::: Provided records :::
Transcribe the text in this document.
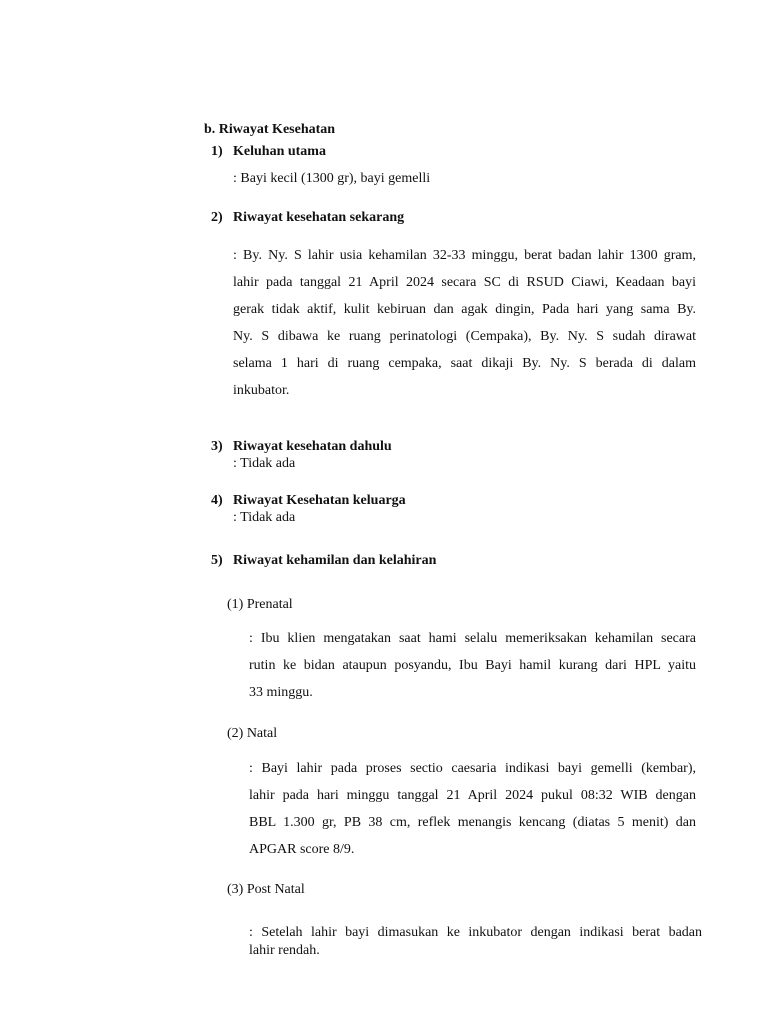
b. Riwayat Kesehatan
1) Keluhan utama
: Bayi kecil (1300 gr), bayi gemelli
2) Riwayat kesehatan sekarang
: By. Ny. S lahir usia kehamilan 32-33 minggu, berat badan lahir 1300 gram,
lahir pada tanggal 21 April 2024 secara SC di RSUD Ciawi, Keadaan bayi
gerak tidak aktif, kulit kebiruan dan agak dingin, Pada hari yang sama By.
Ny. S dibawa ke ruang perinatologi (Cempaka), By. Ny. S sudah dirawat
selama 1 hari di ruang cempaka, saat dikaji By. Ny. S berada di dalam
inkubator.
3) Riwayat kesehatan dahulu
: Tidak ada
4) Riwayat Kesehatan keluarga
: Tidak ada
5) Riwayat kehamilan dan kelahiran
(1) Prenatal
: Ibu klien mengatakan saat hami selalu memeriksakan kehamilan secara
rutin ke bidan ataupun posyandu, Ibu Bayi hamil kurang dari HPL yaitu
33 minggu.
(2) Natal
: Bayi lahir pada proses sectio caesaria indikasi bayi gemelli (kembar),
lahir pada hari minggu tanggal 21 April 2024 pukul 08:32 WIB dengan
BBL 1.300 gr, PB 38 cm, reflek menangis kencang (diatas 5 menit) dan
APGAR score 8/9.
(3) Post Natal
: Setelah lahir bayi dimasukan ke inkubator dengan indikasi berat badan
lahir rendah.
:::
Make an exact copy of the data, leaving its pictures out.

→ Answer below:
Transcribe the text in this document.
b. Riwayat Kesehatan
1) Keluhan utama
: Bayi kecil (1300 gr), bayi gemelli
2) Riwayat kesehatan sekarang
: By. Ny. S lahir usia kehamilan 32-33 minggu, berat badan lahir 1300 gram,
lahir pada tanggal 21 April 2024 secara SC di RSUD Ciawi, Keadaan bayi
gerak tidak aktif, kulit kebiruan dan agak dingin, Pada hari yang sama By.
Ny. S dibawa ke ruang perinatologi (Cempaka), By. Ny. S sudah dirawat
selama 1 hari di ruang cempaka, saat dikaji By. Ny. S berada di dalam
inkubator.
3) Riwayat kesehatan dahulu
: Tidak ada
4) Riwayat Kesehatan keluarga
: Tidak ada
5) Riwayat kehamilan dan kelahiran
(1) Prenatal
: Ibu klien mengatakan saat hami selalu memeriksakan kehamilan secara
rutin ke bidan ataupun posyandu, Ibu Bayi hamil kurang dari HPL yaitu
33 minggu.
(2) Natal
: Bayi lahir pada proses sectio caesaria indikasi bayi gemelli (kembar),
lahir pada hari minggu tanggal 21 April 2024 pukul 08:32 WIB dengan
BBL 1.300 gr, PB 38 cm, reflek menangis kencang (diatas 5 menit) dan
APGAR score 8/9.
(3) Post Natal
: Setelah lahir bayi dimasukan ke inkubator dengan indikasi berat badan
lahir rendah.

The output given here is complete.